» **What to do**
The records below are split into lines. How many of those lines contain the string "Tenn"? Reply with the number only.

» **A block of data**
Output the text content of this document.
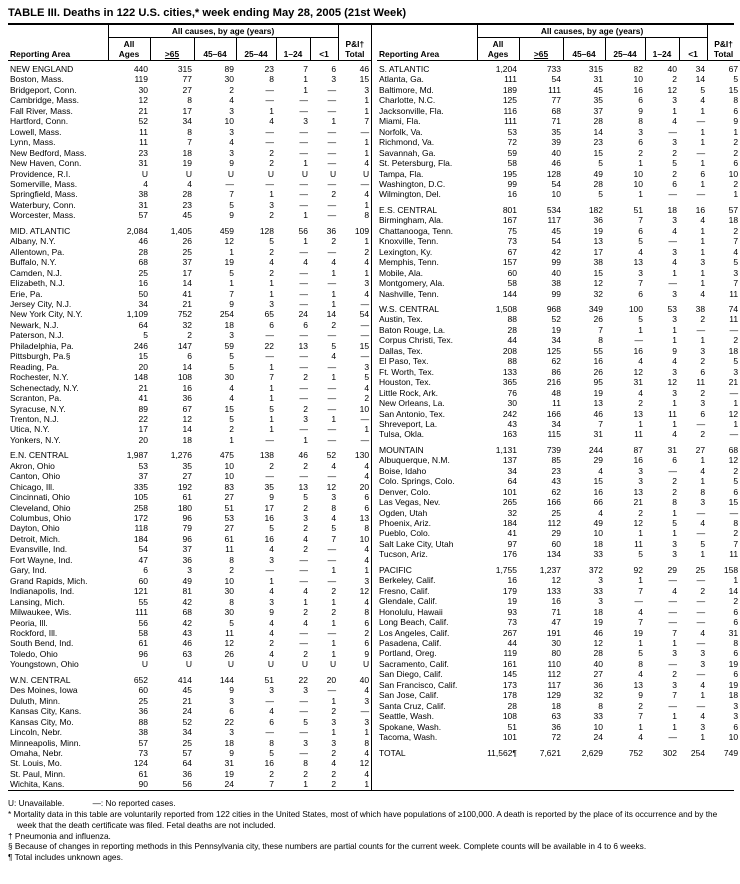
TABLE III. Deaths in 122 U.S. cities,* week ending May 28, 2005 (21st Week)
	All causes, by age (years)						
Reporting Area	All
Ages	>65	45–64	25–44	1–24	<1	P&I†
Total
NEW ENGLAND	440	315	89	23	7	6	46
Boston, Mass.	119	77	30	8	1	3	15
Bridgeport, Conn.	30	27	2	—	1	—	3
Cambridge, Mass.	12	8	4	—	—	—	1
Fall River, Mass.	21	17	3	1	—	—	1
Hartford, Conn.	52	34	10	4	3	1	7
Lowell, Mass.	11	8	3	—	—	—	—
Lynn, Mass.	11	7	4	—	—	—	1
New Bedford, Mass.	23	18	3	2	—	—	1
New Haven, Conn.	31	19	9	2	1	—	4
Providence, R.I.	U	U	U	U	U	U	U
Somerville, Mass.	4	4	—	—	—	—	—
Springfield, Mass.	38	28	7	1	—	2	4
Waterbury, Conn.	31	23	5	3	—	—	1
Worcester, Mass.	57	45	9	2	1	—	8
MID. ATLANTIC	2,084	1,405	459	128	56	36	109
Albany, N.Y.	46	26	12	5	1	2	1
Allentown, Pa.	28	25	1	2	—	—	2
Buffalo, N.Y.	68	37	19	4	4	4	4
Camden, N.J.	25	17	5	2	—	1	1
Elizabeth, N.J.	16	14	1	1	—	—	3
Erie, Pa.	50	41	7	1	—	1	4
Jersey City, N.J.	34	21	9	3	—	1	—
New York City, N.Y.	1,109	752	254	65	24	14	54
Newark, N.J.	64	32	18	6	6	2	—
Paterson, N.J.	5	2	3	—	—	—	—
Philadelphia, Pa.	246	147	59	22	13	5	15
Pittsburgh, Pa.§	15	6	5	—	—	4	—
Reading, Pa.	20	14	5	1	—	—	3
Rochester, N.Y.	148	108	30	7	2	1	5
Schenectady, N.Y.	21	16	4	1	—	—	4
Scranton, Pa.	41	36	4	1	—	—	2
Syracuse, N.Y.	89	67	15	5	2	—	10
Trenton, N.J.	22	12	5	1	3	1	—
Utica, N.Y.	17	14	2	1	—	—	1
Yonkers, N.Y.	20	18	1	—	1	—	—
E.N. CENTRAL	1,987	1,276	475	138	46	52	130
Akron, Ohio	53	35	10	2	2	4	4
Canton, Ohio	37	27	10	—	—	—	4
Chicago, Ill.	335	192	83	35	13	12	20
Cincinnati, Ohio	105	61	27	9	5	3	6
Cleveland, Ohio	258	180	51	17	2	8	6
Columbus, Ohio	172	96	53	16	3	4	13
Dayton, Ohio	118	79	27	5	2	5	8
Detroit, Mich.	184	96	61	16	4	7	10
Evansville, Ind.	54	37	11	4	2	—	4
Fort Wayne, Ind.	47	36	8	3	—	—	4
Gary, Ind.	6	3	2	—	—	1	1
Grand Rapids, Mich.	60	49	10	1	—	—	3
Indianapolis, Ind.	121	81	30	4	4	2	12
Lansing, Mich.	55	42	8	3	1	1	4
Milwaukee, Wis.	111	68	30	9	2	2	8
Peoria, Ill.	56	42	5	4	4	1	6
Rockford, Ill.	58	43	11	4	—	—	2
South Bend, Ind.	61	46	12	2	—	1	6
Toledo, Ohio	96	63	26	4	2	1	9
Youngstown, Ohio	U	U	U	U	U	U	U
W.N. CENTRAL	652	414	144	51	22	20	40
Des Moines, Iowa	60	45	9	3	3	—	4
Duluth, Minn.	25	21	3	—	—	1	3
Kansas City, Kans.	36	24	6	4	—	2	—
Kansas City, Mo.	88	52	22	6	5	3	3
Lincoln, Nebr.	38	34	3	—	—	1	1
Minneapolis, Minn.	57	25	18	8	3	3	8
Omaha, Nebr.	73	57	9	5	—	2	4
St. Louis, Mo.	124	64	31	16	8	4	12
St. Paul, Minn.	61	36	19	2	2	2	4
Wichita, Kans.	90	56	24	7	1	2	1
	All causes, by age (years)						
Reporting Area	All
Ages	>65	45–64	25–44	1–24	<1	P&I†
Total
S. ATLANTIC	1,204	733	315	82	40	34	67
Atlanta, Ga.	111	54	31	10	2	14	5
Baltimore, Md.	189	111	45	16	12	5	15
Charlotte, N.C.	125	77	35	6	3	4	8
Jacksonville, Fla.	116	68	37	9	1	1	6
Miami, Fla.	111	71	28	8	4	—	9
Norfolk, Va.	53	35	14	3	—	1	1
Richmond, Va.	72	39	23	6	3	1	2
Savannah, Ga.	59	40	15	2	2	—	2
St. Petersburg, Fla.	58	46	5	1	5	1	6
Tampa, Fla.	195	128	49	10	2	6	10
Washington, D.C.	99	54	28	10	6	1	2
Wilmington, Del.	16	10	5	1	—	—	1
E.S. CENTRAL	801	534	182	51	18	16	57
Birmingham, Ala.	167	117	36	7	3	4	18
Chattanooga, Tenn.	75	45	19	6	4	1	2
Knoxville, Tenn.	73	54	13	5	—	1	7
Lexington, Ky.	67	42	17	4	3	1	4
Memphis, Tenn.	157	99	38	13	4	3	5
Mobile, Ala.	60	40	15	3	1	1	3
Montgomery, Ala.	58	38	12	7	—	1	7
Nashville, Tenn.	144	99	32	6	3	4	11
W.S. CENTRAL	1,508	968	349	100	53	38	74
Austin, Tex.	88	52	26	5	3	2	11
Baton Rouge, La.	28	19	7	1	1	—	—
Corpus Christi, Tex.	44	34	8	—	1	1	2
Dallas, Tex.	208	125	55	16	9	3	18
El Paso, Tex.	88	62	16	4	4	2	5
Ft. Worth, Tex.	133	86	26	12	3	6	3
Houston, Tex.	365	216	95	31	12	11	21
Little Rock, Ark.	76	48	19	4	3	2	—
New Orleans, La.	30	11	13	2	1	3	1
San Antonio, Tex.	242	166	46	13	11	6	12
Shreveport, La.	43	34	7	1	1	—	1
Tulsa, Okla.	163	115	31	11	4	2	—
MOUNTAIN	1,131	739	244	87	31	27	68
Albuquerque, N.M.	137	85	29	16	6	1	12
Boise, Idaho	34	23	4	3	—	4	2
Colo. Springs, Colo.	64	43	15	3	2	1	5
Denver, Colo.	101	62	16	13	2	8	6
Las Vegas, Nev.	265	166	66	21	8	3	15
Ogden, Utah	32	25	4	2	1	—	—
Phoenix, Ariz.	184	112	49	12	5	4	8
Pueblo, Colo.	41	29	10	1	1	—	2
Salt Lake City, Utah	97	60	18	11	3	5	7
Tucson, Ariz.	176	134	33	5	3	1	11
PACIFIC	1,755	1,237	372	92	29	25	158
Berkeley, Calif.	16	12	3	1	—	—	1
Fresno, Calif.	179	133	33	7	4	2	14
Glendale, Calif.	19	16	3	—	—	—	2
Honolulu, Hawaii	93	71	18	4	—	—	6
Long Beach, Calif.	73	47	19	7	—	—	6
Los Angeles, Calif.	267	191	46	19	7	4	31
Pasadena, Calif.	44	30	12	1	1	—	8
Portland, Oreg.	119	80	28	5	3	3	6
Sacramento, Calif.	161	110	40	8	—	3	19
San Diego, Calif.	145	112	27	4	2	—	6
San Francisco, Calif.	173	117	36	13	3	4	19
San Jose, Calif.	178	129	32	9	7	1	18
Santa Cruz, Calif.	28	18	8	2	—	—	3
Seattle, Wash.	108	63	33	7	1	4	3
Spokane, Wash.	51	36	10	1	1	3	6
Tacoma, Wash.	101	72	24	4	—	1	10
TOTAL	11,562¶	7,621	2,629	752	302	254	749
U: Unavailable.	—: No reported cases.

* Mortality data in this table are voluntarily reported from 122 cities in the United States, most of which have populations of ≥100,000. A death is reported by the place of its occurrence and by the week that the death certificate was filed. Fetal deaths are not included.

† Pneumonia and influenza.

§ Because of changes in reporting methods in this Pennsylvania city, these numbers are partial counts for the current week. Complete counts will be available in 4 to 6 weeks.

¶ Total includes unknown ages.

» **Finished exercise**
4